→ STATED TASK
Using the entries below, output exactly the line containing "Read out every word on this page." and all lines that follow it to the end.

───── STORED RECORDS

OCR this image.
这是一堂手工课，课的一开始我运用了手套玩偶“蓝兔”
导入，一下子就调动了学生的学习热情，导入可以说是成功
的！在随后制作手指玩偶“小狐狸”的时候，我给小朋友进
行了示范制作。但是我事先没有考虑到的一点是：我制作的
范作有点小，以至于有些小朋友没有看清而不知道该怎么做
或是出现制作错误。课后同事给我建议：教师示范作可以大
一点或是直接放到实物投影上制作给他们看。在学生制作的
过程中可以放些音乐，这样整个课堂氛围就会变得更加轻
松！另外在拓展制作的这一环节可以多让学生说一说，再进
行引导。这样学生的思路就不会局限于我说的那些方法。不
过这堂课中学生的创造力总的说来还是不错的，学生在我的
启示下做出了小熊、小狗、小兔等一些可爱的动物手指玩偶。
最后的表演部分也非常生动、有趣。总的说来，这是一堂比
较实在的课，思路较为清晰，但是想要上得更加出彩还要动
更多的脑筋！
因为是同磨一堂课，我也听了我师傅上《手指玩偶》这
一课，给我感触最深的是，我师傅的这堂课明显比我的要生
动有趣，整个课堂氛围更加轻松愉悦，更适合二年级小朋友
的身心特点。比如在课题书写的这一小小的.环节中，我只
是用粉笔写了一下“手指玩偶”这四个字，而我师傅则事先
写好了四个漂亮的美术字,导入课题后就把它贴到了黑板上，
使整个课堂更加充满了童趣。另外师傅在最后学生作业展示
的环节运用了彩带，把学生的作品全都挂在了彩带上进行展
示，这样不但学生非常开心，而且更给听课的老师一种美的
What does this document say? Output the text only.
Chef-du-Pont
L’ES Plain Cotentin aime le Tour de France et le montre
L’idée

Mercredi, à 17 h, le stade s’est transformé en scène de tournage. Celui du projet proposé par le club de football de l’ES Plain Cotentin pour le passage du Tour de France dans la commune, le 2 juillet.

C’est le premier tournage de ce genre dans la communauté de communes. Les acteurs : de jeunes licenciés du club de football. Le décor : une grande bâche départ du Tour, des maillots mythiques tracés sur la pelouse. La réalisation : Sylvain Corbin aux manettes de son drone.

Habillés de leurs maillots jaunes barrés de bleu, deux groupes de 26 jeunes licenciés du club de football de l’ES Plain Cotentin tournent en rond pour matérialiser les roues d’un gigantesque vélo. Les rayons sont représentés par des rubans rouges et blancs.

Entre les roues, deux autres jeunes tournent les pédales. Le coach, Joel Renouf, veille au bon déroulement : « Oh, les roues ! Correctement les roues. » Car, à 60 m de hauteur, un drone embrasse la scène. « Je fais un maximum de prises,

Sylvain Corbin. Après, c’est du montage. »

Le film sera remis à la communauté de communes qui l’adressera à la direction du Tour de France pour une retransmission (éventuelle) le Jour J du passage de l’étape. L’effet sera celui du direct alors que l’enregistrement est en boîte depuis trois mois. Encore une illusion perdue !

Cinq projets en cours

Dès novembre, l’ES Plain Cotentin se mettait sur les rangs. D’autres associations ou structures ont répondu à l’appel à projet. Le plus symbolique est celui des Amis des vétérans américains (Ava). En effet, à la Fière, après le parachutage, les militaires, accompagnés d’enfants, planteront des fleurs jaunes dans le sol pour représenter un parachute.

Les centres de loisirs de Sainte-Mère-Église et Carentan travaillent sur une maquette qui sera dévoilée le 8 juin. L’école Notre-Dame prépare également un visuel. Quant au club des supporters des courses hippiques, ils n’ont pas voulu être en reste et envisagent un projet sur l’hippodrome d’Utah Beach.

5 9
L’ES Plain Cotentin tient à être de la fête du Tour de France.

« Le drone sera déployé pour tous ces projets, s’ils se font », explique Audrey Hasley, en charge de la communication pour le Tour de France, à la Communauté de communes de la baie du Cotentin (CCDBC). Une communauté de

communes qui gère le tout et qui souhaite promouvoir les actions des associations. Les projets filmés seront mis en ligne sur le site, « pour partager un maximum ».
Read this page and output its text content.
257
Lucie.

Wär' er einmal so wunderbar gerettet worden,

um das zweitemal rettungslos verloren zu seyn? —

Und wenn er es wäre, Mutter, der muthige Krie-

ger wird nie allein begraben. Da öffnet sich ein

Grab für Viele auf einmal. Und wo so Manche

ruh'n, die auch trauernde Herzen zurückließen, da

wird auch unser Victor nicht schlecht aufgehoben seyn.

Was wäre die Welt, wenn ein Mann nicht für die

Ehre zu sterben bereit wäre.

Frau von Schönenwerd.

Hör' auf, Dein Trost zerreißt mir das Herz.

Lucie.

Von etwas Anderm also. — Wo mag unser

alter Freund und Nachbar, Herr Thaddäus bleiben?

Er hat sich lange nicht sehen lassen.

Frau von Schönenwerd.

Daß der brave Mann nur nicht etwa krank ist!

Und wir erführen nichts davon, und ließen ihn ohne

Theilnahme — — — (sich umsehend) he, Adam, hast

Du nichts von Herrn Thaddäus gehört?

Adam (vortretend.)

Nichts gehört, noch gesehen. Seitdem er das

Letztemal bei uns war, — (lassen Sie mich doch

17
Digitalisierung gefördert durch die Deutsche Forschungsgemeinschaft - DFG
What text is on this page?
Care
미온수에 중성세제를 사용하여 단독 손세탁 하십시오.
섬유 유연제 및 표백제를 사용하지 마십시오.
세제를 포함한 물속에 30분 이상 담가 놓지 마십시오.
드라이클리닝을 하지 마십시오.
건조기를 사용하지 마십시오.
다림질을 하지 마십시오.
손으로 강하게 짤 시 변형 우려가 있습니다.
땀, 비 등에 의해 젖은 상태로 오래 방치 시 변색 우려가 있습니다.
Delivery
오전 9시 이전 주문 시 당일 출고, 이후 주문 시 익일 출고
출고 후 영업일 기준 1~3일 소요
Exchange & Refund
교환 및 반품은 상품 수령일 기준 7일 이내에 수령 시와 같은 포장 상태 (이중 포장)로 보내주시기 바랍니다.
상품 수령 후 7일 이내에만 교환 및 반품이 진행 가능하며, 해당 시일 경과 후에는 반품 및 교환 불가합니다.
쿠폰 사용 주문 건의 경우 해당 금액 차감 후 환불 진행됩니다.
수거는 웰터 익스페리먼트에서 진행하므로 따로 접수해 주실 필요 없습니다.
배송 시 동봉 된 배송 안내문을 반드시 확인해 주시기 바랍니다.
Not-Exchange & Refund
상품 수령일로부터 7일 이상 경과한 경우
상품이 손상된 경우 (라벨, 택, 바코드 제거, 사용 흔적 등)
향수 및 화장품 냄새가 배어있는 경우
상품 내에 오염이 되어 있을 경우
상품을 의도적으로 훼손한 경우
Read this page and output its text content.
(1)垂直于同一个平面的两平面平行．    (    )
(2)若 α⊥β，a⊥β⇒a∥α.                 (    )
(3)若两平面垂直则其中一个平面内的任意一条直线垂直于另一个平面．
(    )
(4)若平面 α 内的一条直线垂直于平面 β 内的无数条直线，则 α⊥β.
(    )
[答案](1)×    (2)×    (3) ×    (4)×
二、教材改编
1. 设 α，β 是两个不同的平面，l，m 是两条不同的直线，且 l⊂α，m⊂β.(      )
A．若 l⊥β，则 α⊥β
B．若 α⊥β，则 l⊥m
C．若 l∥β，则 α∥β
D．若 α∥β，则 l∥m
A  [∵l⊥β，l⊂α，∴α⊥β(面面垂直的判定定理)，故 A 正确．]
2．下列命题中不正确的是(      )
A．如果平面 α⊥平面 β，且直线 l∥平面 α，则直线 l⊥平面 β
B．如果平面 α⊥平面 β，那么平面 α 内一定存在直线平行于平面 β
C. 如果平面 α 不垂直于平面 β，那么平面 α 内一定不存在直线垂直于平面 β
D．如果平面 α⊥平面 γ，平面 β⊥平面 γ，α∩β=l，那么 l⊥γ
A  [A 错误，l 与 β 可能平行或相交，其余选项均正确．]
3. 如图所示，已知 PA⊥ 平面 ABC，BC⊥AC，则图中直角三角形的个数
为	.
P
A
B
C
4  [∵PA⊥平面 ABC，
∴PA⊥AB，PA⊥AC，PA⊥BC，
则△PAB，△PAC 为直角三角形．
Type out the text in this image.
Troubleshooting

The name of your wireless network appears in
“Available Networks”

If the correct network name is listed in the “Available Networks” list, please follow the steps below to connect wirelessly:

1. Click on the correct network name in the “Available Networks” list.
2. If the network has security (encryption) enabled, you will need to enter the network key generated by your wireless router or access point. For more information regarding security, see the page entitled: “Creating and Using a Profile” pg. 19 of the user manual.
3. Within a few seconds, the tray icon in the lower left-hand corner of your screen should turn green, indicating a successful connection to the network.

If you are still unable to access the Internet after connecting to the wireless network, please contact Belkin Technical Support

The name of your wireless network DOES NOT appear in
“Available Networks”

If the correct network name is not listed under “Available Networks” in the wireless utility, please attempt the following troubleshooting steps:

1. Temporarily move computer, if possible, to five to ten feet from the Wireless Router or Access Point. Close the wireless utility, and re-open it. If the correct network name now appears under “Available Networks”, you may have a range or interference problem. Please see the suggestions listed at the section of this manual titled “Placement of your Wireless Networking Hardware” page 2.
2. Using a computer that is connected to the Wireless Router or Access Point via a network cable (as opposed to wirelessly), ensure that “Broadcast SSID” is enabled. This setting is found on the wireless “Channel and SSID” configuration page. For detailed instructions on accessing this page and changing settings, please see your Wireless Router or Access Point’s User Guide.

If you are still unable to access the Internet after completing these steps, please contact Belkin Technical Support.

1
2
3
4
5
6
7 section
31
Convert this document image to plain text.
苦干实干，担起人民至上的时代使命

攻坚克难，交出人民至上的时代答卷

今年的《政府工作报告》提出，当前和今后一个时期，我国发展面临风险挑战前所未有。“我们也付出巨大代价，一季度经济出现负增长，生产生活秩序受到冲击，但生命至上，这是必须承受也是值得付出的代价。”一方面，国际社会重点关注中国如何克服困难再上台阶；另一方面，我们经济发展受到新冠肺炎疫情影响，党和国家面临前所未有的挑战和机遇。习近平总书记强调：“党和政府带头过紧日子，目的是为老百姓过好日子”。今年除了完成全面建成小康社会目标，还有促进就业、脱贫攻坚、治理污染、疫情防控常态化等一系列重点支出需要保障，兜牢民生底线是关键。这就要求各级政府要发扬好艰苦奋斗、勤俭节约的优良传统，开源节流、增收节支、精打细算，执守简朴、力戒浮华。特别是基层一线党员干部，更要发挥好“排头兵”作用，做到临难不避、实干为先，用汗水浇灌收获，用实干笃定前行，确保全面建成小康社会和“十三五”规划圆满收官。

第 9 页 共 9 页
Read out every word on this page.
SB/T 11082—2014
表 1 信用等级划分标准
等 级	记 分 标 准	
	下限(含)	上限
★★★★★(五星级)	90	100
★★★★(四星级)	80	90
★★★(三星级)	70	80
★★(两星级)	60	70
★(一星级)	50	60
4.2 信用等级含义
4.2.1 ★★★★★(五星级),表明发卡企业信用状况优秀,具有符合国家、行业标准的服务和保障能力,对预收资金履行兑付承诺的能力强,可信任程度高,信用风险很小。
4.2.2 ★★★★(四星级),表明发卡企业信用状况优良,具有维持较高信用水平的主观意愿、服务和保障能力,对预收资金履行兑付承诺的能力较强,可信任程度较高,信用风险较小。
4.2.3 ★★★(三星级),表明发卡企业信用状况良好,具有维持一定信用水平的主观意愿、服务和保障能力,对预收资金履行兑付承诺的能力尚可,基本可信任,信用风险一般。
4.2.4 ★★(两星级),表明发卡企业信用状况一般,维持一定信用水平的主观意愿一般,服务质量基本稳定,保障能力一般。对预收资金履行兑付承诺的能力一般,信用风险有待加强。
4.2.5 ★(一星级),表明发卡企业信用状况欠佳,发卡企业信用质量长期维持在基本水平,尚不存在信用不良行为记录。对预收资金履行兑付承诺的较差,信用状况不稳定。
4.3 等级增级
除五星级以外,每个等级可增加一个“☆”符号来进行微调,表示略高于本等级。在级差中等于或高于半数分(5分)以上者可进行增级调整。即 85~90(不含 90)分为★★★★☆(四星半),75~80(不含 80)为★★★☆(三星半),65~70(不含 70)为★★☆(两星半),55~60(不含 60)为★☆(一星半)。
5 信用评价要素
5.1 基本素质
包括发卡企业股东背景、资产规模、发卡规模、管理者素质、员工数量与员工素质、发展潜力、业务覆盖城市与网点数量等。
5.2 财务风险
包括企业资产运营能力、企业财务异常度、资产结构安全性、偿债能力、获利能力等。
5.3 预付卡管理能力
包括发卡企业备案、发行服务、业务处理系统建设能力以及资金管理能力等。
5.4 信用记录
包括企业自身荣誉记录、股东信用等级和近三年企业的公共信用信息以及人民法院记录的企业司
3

──────────

→ IN RESPONSE
Read out every word on this page.
SB/T 11082—2014
表 1 信用等级划分标准
等 级	记 分 标 准	
	下限(含)	上限
★★★★★(五星级)	90	100
★★★★(四星级)	80	90
★★★(三星级)	70	80
★★(两星级)	60	70
★(一星级)	50	60
4.2 信用等级含义
4.2.1 ★★★★★(五星级),表明发卡企业信用状况优秀,具有符合国家、行业标准的服务和保障能力,对预收资金履行兑付承诺的能力强,可信任程度高,信用风险很小。
4.2.2 ★★★★(四星级),表明发卡企业信用状况优良,具有维持较高信用水平的主观意愿、服务和保障能力,对预收资金履行兑付承诺的能力较强,可信任程度较高,信用风险较小。
4.2.3 ★★★(三星级),表明发卡企业信用状况良好,具有维持一定信用水平的主观意愿、服务和保障能力,对预收资金履行兑付承诺的能力尚可,基本可信任,信用风险一般。
4.2.4 ★★(两星级),表明发卡企业信用状况一般,维持一定信用水平的主观意愿一般,服务质量基本稳定,保障能力一般。对预收资金履行兑付承诺的能力一般,信用风险有待加强。
4.2.5 ★(一星级),表明发卡企业信用状况欠佳,发卡企业信用质量长期维持在基本水平,尚不存在信用不良行为记录。对预收资金履行兑付承诺的较差,信用状况不稳定。
4.3 等级增级
除五星级以外,每个等级可增加一个“☆”符号来进行微调,表示略高于本等级。在级差中等于或高于半数分(5分)以上者可进行增级调整。即 85~90(不含 90)分为★★★★☆(四星半),75~80(不含 80)为★★★☆(三星半),65~70(不含 70)为★★☆(两星半),55~60(不含 60)为★☆(一星半)。
5 信用评价要素
5.1 基本素质
包括发卡企业股东背景、资产规模、发卡规模、管理者素质、员工数量与员工素质、发展潜力、业务覆盖城市与网点数量等。
5.2 财务风险
包括企业资产运营能力、企业财务异常度、资产结构安全性、偿债能力、获利能力等。
5.3 预付卡管理能力
包括发卡企业备案、发行服务、业务处理系统建设能力以及资金管理能力等。
5.4 信用记录
包括企业自身荣誉记录、股东信用等级和近三年企业的公共信用信息以及人民法院记录的企业司
3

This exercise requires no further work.